:: What to work on ::
Copy all of the records below verbatim.

-- BEGIN Material for the task --

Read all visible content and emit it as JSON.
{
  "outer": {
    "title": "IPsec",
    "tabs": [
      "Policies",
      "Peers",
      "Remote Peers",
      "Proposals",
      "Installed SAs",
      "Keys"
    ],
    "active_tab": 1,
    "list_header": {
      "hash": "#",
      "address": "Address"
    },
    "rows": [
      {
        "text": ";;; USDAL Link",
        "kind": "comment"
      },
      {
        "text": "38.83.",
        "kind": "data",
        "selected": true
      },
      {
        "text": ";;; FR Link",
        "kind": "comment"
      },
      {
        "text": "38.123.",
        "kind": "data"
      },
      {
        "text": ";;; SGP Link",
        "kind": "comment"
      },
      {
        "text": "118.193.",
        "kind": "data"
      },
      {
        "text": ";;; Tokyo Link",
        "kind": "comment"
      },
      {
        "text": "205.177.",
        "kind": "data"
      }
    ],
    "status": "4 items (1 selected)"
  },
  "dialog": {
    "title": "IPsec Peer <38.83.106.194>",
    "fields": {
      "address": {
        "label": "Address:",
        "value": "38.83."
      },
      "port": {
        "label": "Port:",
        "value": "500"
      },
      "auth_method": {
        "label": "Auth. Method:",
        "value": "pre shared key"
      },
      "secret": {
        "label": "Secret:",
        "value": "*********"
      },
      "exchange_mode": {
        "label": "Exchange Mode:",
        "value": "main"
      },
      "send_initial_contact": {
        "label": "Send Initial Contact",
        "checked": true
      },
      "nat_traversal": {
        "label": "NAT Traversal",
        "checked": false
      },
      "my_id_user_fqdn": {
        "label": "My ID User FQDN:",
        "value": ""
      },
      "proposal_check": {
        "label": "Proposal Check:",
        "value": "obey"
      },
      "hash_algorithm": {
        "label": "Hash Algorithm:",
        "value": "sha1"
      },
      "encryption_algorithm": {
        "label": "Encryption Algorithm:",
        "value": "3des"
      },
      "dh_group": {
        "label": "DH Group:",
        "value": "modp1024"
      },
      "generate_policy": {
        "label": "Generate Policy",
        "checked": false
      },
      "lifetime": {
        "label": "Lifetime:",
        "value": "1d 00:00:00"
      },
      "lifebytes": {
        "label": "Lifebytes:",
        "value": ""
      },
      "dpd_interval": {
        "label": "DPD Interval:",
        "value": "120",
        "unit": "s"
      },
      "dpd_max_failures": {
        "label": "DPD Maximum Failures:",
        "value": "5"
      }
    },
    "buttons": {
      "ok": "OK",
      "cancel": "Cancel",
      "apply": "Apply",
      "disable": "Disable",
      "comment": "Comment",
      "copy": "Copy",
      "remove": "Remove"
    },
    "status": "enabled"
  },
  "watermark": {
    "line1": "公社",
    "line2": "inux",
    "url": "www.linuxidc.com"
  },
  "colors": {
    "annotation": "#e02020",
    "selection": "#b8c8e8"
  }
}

-- END Material for the task --

:: Result below ::
Read all visible content and emit it as JSON.
{
  "outer": {
    "title": "IPsec",
    "tabs": [
      "Policies",
      "Peers",
      "Remote Peers",
      "Proposals",
      "Installed SAs",
      "Keys"
    ],
    "active_tab": 1,
    "list_header": {
      "hash": "#",
      "address": "Address"
    },
    "rows": [
      {
        "text": ";;; USDAL Link",
        "kind": "comment"
      },
      {
        "text": "38.83.",
        "kind": "data",
        "selected": true
      },
      {
        "text": ";;; FR Link",
        "kind": "comment"
      },
      {
        "text": "38.123.",
        "kind": "data"
      },
      {
        "text": ";;; SGP Link",
        "kind": "comment"
      },
      {
        "text": "118.193.",
        "kind": "data"
      },
      {
        "text": ";;; Tokyo Link",
        "kind": "comment"
      },
      {
        "text": "205.177.",
        "kind": "data"
      }
    ],
    "status": "4 items (1 selected)"
  },
  "dialog": {
    "title": "IPsec Peer <38.83.106.194>",
    "fields": {
      "address": {
        "label": "Address:",
        "value": "38.83."
      },
      "port": {
        "label": "Port:",
        "value": "500"
      },
      "auth_method": {
        "label": "Auth. Method:",
        "value": "pre shared key"
      },
      "secret": {
        "label": "Secret:",
        "value": "*********"
      },
      "exchange_mode": {
        "label": "Exchange Mode:",
        "value": "main"
      },
      "send_initial_contact": {
        "label": "Send Initial Contact",
        "checked": true
      },
      "nat_traversal": {
        "label": "NAT Traversal",
        "checked": false
      },
      "my_id_user_fqdn": {
        "label": "My ID User FQDN:",
        "value": ""
      },
      "proposal_check": {
        "label": "Proposal Check:",
        "value": "obey"
      },
      "hash_algorithm": {
        "label": "Hash Algorithm:",
        "value": "sha1"
      },
      "encryption_algorithm": {
        "label": "Encryption Algorithm:",
        "value": "3des"
      },
      "dh_group": {
        "label": "DH Group:",
        "value": "modp1024"
      },
      "generate_policy": {
        "label": "Generate Policy",
        "checked": false
      },
      "lifetime": {
        "label": "Lifetime:",
        "value": "1d 00:00:00"
      },
      "lifebytes": {
        "label": "Lifebytes:",
        "value": ""
      },
      "dpd_interval": {
        "label": "DPD Interval:",
        "value": "120",
        "unit": "s"
      },
      "dpd_max_failures": {
        "label": "DPD Maximum Failures:",
        "value": "5"
      }
    },
    "buttons": {
      "ok": "OK",
      "cancel": "Cancel",
      "apply": "Apply",
      "disable": "Disable",
      "comment": "Comment",
      "copy": "Copy",
      "remove": "Remove"
    },
    "status": "enabled"
  },
  "watermark": {
    "line1": "公社",
    "line2": "inux",
    "url": "www.linuxidc.com"
  },
  "colors": {
    "annotation": "#e02020",
    "selection": "#b8c8e8"
  }
}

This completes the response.